REQUIREMENTS →
Report only the number of lines that hold the word "this".

INPUT MATERIAL →
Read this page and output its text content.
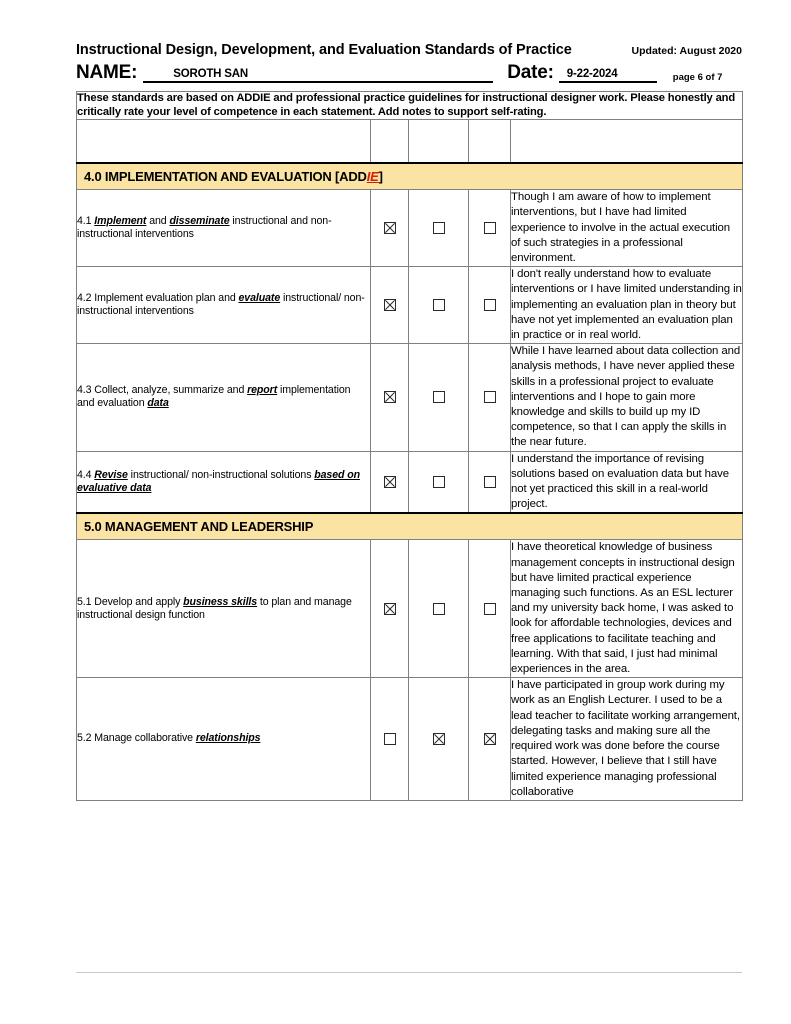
Instructional Design, Development, and Evaluation Standards of Practice	Updated: August 2020
NAME:	SOROTH SAN	Date: 9-22-2024	page 6 of 7
These standards are based on ADDIE and professional practice guidelines for instructional designer work. Please honestly and critically rate your level of competence in each statement. Add notes to support self-rating.				

4.0 IMPLEMENTATION AND EVALUATION [ADDIE]				
4.1 Implement and disseminate instructional and non-instructional interventions				Though I am aware of how to implement interventions, but I have had limited experience to involve in the actual execution of such strategies in a professional environment.
4.2 Implement evaluation plan and evaluate instructional/ non-instructional interventions				I don't really understand how to evaluate interventions or I have limited understanding in implementing an evaluation plan in theory but have not yet implemented an evaluation plan in practice or in real world.
4.3 Collect, analyze, summarize and report implementation and evaluation data				While I have learned about data collection and analysis methods, I have never applied these skills in a professional project to evaluate interventions and I hope to gain more knowledge and skills to build up my ID competence, so that I can apply the skills in the near future.
4.4 Revise instructional/ non-instructional solutions based on evaluative data				I understand the importance of revising solutions based on evaluation data but have not yet practiced this skill in a real-world project.
5.0 MANAGEMENT AND LEADERSHIP				
5.1 Develop and apply business skills to plan and manage instructional design function				I have theoretical knowledge of business management concepts in instructional design but have limited practical experience managing such functions. As an ESL lecturer and my university back home, I was asked to look for affordable technologies, devices and free applications to facilitate teaching and learning. With that said, I just had minimal experiences in the area.
5.2 Manage collaborative relationships				I have participated in group work during my work as an English Lecturer. I used to be a lead teacher to facilitate working arrangement, delegating tasks and making sure all the required work was done before the course started. However, I believe that I still have limited experience managing professional collaborative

SOLVED EXERCISE →
2